■ **What you need to do**: Copy every line of the listing that holds the string "JSON".

■ **Data entries**:

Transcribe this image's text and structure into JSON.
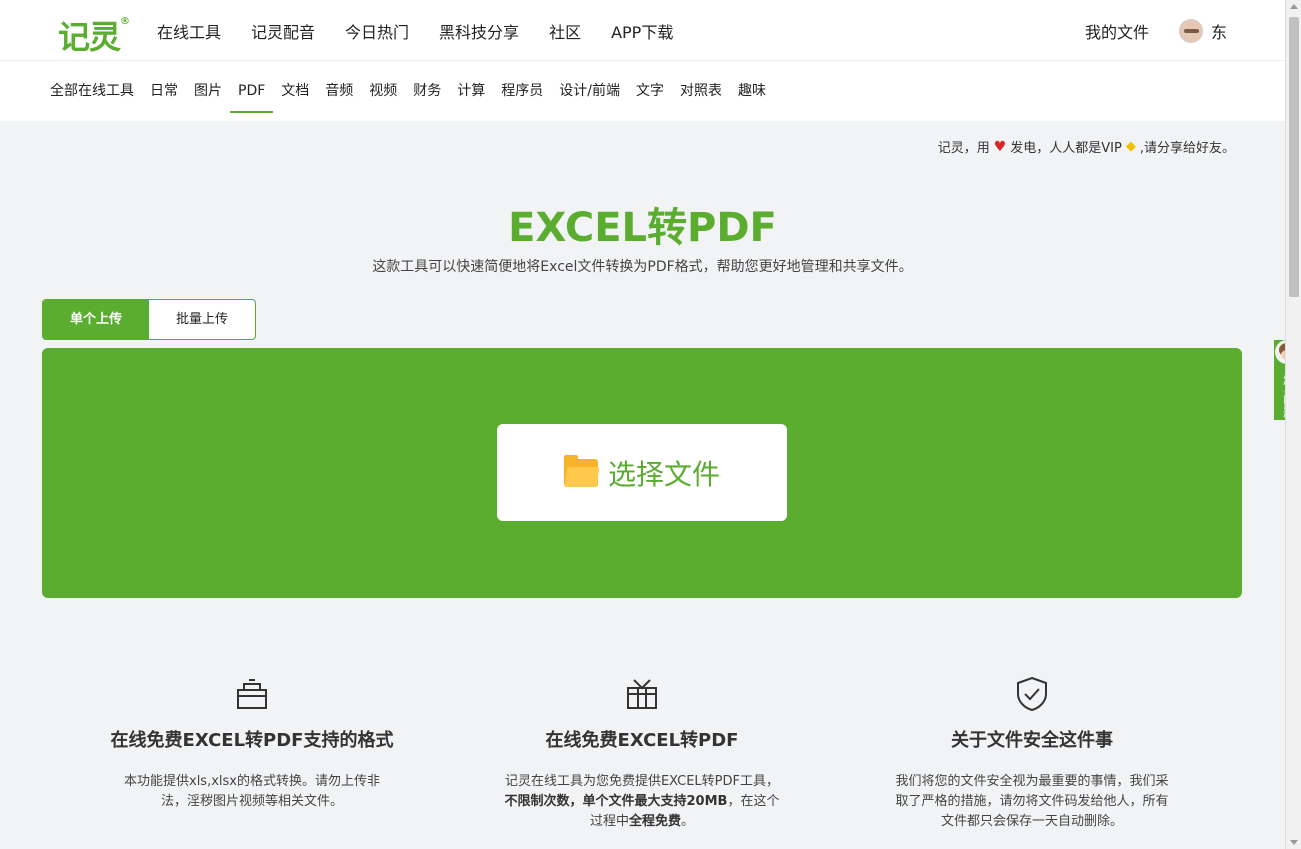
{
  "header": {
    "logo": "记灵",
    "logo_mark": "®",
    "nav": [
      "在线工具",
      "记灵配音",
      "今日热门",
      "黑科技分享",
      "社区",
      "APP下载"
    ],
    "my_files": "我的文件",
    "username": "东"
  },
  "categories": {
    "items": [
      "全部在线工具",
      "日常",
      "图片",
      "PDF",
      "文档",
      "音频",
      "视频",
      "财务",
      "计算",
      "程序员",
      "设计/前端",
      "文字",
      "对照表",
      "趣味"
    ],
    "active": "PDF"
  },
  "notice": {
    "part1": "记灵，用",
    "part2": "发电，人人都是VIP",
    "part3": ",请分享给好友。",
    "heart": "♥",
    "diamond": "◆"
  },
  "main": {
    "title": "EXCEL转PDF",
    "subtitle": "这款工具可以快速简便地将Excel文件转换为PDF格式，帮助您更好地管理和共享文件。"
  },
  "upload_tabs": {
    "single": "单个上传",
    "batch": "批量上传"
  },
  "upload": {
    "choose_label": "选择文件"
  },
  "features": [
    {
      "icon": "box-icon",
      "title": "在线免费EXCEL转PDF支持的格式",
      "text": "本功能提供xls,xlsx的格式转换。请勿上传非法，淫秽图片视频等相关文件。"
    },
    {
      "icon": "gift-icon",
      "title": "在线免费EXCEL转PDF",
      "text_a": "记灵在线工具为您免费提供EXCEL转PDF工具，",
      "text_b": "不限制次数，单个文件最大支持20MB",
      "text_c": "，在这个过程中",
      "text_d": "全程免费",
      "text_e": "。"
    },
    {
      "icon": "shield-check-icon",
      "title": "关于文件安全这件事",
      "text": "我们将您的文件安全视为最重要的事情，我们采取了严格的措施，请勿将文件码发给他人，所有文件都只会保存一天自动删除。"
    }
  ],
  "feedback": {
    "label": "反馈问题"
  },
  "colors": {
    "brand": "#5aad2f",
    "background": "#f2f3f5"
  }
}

...

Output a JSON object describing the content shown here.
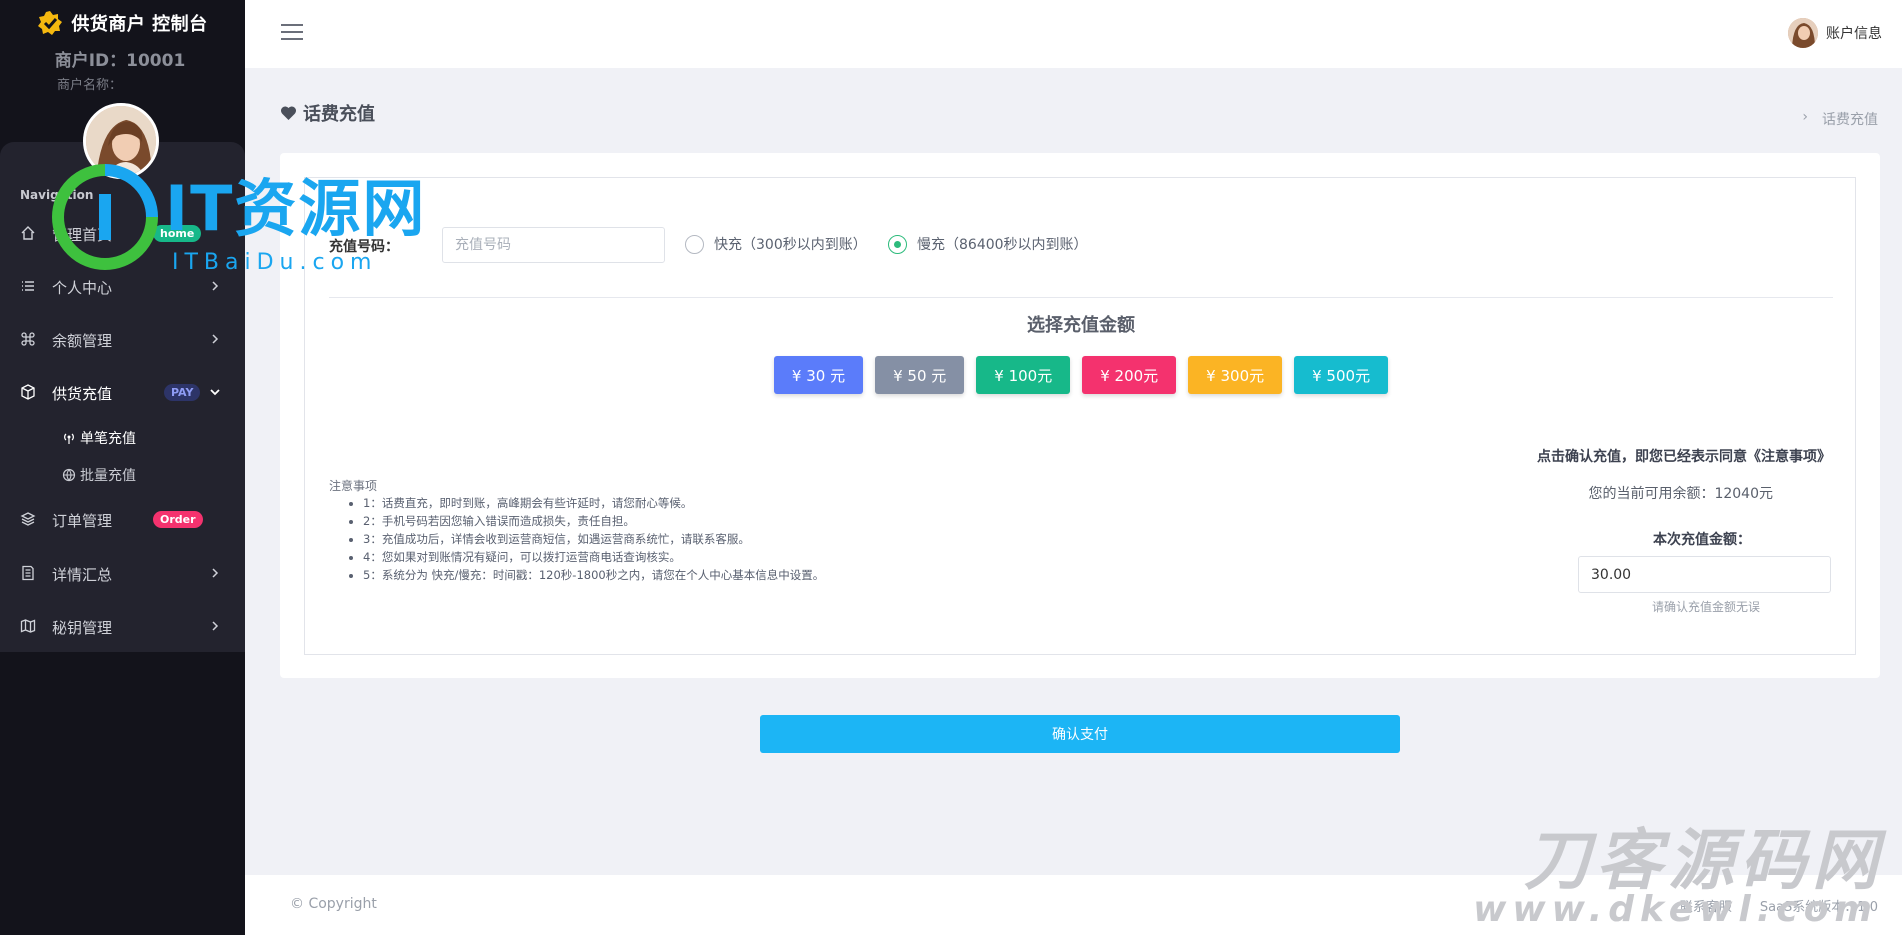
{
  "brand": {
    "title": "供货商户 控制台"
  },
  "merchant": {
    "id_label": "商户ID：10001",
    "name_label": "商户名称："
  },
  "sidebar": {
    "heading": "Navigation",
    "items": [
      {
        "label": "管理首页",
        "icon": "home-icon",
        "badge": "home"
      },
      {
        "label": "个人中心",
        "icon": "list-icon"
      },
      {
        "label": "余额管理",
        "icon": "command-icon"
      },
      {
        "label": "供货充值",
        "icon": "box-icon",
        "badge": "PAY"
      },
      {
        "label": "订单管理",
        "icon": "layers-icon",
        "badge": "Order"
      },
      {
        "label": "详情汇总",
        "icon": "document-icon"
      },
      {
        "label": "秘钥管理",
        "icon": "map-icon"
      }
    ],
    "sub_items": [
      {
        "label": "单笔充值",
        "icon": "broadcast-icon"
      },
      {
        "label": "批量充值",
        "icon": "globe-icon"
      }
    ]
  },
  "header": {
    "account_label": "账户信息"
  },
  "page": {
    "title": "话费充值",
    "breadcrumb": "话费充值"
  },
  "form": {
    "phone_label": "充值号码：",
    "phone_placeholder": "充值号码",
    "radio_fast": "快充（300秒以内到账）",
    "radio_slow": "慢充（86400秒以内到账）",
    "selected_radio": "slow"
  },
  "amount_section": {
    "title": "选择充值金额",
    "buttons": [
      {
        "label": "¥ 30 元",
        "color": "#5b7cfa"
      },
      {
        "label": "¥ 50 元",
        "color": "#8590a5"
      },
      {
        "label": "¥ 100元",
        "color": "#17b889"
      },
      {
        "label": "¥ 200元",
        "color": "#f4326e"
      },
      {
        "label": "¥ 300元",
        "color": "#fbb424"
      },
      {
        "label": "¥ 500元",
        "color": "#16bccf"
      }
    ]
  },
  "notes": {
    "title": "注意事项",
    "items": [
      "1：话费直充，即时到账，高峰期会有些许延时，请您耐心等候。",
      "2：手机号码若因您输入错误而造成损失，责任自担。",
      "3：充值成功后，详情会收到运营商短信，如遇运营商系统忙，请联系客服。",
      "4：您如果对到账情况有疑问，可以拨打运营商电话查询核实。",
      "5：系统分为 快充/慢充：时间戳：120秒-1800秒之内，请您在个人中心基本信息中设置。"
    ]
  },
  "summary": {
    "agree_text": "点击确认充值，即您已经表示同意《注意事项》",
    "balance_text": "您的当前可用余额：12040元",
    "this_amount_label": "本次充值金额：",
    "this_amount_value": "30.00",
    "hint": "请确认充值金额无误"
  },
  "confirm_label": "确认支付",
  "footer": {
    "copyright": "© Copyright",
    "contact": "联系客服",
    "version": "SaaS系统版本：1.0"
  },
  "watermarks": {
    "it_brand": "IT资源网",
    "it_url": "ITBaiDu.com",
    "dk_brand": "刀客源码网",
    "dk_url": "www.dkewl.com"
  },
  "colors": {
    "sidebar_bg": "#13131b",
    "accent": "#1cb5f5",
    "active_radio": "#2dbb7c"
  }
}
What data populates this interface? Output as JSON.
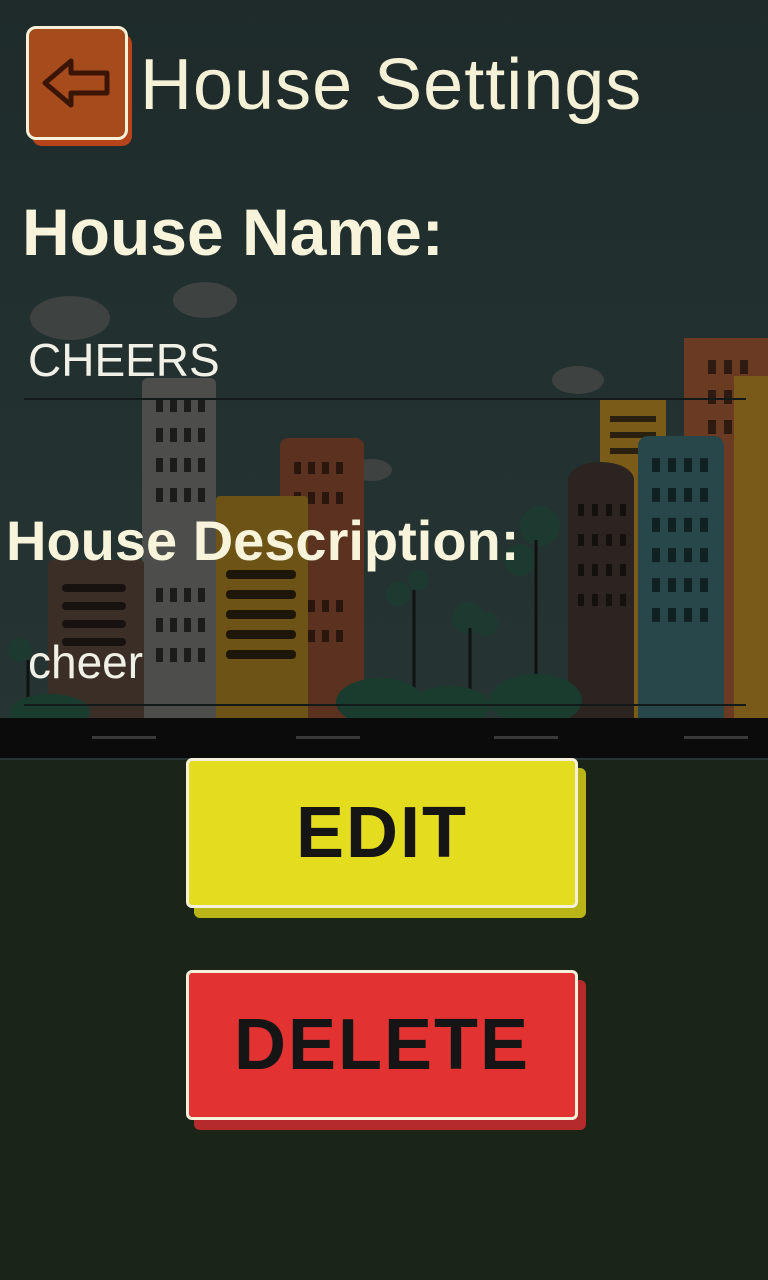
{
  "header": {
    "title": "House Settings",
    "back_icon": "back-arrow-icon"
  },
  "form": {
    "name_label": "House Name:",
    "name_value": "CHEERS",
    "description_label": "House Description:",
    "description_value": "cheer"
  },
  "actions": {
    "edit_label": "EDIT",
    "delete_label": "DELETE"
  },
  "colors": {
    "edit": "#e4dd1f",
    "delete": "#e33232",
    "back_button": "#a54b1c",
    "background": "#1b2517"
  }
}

* * *

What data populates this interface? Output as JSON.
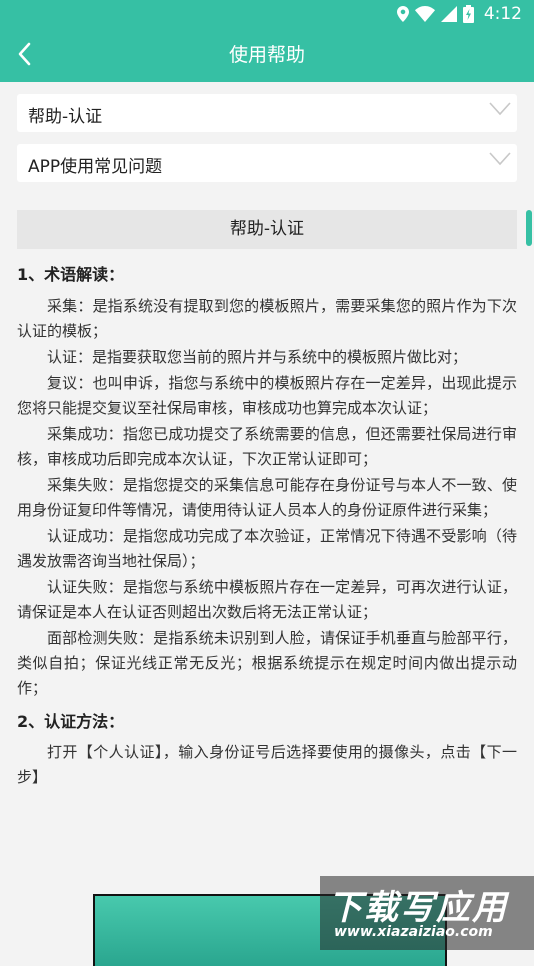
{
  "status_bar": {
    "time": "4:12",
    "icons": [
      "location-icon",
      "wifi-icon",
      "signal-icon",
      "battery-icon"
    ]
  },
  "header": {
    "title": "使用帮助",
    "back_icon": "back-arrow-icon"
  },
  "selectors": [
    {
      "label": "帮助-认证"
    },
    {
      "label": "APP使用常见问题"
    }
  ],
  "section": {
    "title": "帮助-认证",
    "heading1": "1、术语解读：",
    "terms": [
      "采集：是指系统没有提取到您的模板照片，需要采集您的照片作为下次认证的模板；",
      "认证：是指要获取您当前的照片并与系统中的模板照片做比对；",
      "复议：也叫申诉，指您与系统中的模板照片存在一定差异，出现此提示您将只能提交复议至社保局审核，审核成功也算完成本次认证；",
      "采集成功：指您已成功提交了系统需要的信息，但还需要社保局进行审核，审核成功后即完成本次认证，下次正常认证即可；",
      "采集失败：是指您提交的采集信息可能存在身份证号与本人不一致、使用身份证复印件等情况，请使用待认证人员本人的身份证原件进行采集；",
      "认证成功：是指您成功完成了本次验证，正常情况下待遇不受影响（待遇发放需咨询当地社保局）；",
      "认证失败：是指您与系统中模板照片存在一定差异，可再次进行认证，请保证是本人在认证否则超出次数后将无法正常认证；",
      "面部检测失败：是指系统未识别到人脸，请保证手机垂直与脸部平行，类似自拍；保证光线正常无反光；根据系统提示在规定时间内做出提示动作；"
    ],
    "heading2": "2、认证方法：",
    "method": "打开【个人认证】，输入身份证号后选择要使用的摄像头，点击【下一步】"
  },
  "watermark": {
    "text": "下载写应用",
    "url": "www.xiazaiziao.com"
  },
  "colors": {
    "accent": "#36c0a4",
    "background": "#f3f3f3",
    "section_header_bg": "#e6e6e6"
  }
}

■ **Response for this exercise**:
Transcribe this image's text and structure into JSON.
Output a JSON object describing the content shown here.
What data populates this interface? Output as JSON.
What data populates this interface? Output as JSON.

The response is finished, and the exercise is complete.